>> begin Entries shown

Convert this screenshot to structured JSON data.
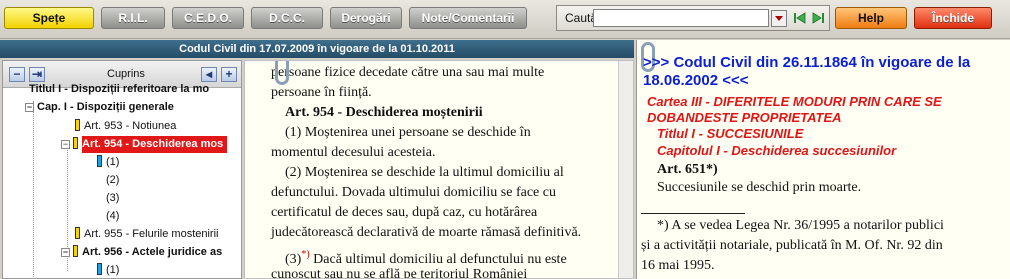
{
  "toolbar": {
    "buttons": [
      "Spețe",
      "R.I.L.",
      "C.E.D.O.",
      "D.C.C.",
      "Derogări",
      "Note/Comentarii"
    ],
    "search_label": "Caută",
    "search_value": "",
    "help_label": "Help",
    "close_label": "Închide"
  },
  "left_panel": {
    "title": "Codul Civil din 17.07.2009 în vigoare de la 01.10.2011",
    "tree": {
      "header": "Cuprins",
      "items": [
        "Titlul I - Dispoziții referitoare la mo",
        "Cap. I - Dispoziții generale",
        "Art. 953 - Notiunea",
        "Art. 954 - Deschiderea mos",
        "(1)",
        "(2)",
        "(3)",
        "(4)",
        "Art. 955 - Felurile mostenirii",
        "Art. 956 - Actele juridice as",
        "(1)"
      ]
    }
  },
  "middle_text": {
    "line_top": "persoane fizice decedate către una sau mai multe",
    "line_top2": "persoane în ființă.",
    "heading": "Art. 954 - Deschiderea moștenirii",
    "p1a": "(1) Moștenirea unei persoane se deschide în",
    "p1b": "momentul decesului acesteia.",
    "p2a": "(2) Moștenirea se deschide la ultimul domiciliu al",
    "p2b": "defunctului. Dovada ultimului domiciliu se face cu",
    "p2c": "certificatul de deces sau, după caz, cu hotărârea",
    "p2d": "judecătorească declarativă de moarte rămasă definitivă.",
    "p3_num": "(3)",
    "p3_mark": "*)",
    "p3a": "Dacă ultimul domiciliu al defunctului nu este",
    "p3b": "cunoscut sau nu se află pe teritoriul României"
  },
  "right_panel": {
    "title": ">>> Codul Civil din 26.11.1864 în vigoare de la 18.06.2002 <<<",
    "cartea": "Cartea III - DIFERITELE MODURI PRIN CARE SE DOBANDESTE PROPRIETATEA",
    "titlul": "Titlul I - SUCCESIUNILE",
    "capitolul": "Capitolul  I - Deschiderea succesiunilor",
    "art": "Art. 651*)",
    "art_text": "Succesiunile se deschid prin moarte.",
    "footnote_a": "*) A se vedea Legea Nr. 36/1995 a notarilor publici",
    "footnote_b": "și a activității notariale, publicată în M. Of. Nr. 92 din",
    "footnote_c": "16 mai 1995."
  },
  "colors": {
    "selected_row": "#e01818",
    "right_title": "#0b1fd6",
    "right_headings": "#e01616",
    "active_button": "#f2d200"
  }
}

>> end Entries shown
>> begin Entries shown

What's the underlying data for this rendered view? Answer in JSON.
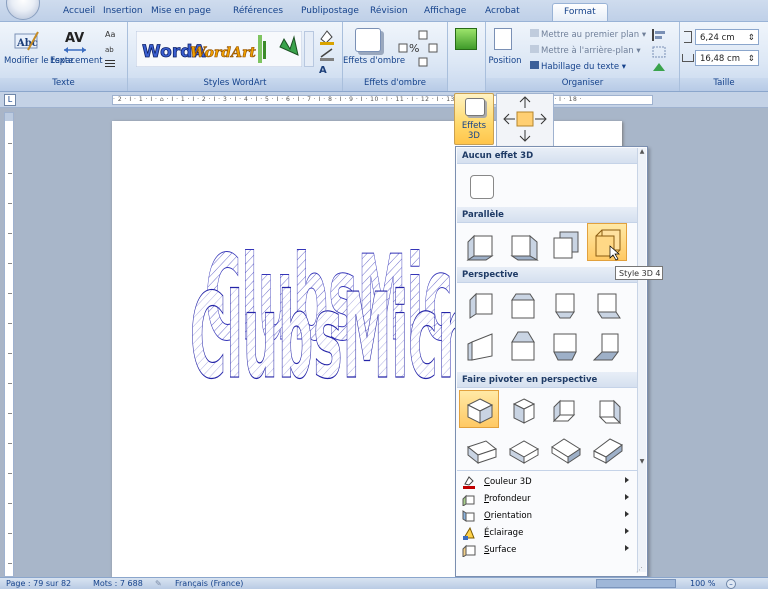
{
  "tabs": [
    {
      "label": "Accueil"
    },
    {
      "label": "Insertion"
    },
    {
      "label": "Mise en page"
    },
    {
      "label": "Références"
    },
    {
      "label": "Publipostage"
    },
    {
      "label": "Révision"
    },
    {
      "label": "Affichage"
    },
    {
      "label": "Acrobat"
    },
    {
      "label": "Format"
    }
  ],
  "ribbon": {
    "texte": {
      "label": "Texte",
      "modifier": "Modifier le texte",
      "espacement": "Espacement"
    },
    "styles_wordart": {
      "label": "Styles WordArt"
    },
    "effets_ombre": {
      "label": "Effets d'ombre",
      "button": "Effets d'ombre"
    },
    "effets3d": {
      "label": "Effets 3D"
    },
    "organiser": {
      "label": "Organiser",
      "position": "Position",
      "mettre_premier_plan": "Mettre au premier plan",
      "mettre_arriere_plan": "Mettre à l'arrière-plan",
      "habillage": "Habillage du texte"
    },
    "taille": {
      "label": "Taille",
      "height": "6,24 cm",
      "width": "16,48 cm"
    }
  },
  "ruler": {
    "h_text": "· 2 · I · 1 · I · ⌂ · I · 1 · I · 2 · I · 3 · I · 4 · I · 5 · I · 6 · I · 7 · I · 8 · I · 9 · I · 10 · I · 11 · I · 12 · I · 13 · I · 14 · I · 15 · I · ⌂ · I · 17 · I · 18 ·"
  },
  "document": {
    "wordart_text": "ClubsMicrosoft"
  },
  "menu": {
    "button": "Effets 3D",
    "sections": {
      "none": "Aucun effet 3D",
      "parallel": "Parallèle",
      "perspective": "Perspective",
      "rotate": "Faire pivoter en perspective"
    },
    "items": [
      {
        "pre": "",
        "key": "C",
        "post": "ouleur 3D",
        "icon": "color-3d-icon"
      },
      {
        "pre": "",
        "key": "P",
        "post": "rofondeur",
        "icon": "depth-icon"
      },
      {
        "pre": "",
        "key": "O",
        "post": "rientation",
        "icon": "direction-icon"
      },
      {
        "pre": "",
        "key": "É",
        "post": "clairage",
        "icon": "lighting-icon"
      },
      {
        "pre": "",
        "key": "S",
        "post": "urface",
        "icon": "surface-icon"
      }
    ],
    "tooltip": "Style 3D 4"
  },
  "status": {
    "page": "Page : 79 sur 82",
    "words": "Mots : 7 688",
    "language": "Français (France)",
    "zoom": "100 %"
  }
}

>> end Entries shown

Read the entries and pick out all lines that include the word "data".

Convert this screenshot to structured JSON data.
What's the underlying data for this rendered view? Answer in JSON.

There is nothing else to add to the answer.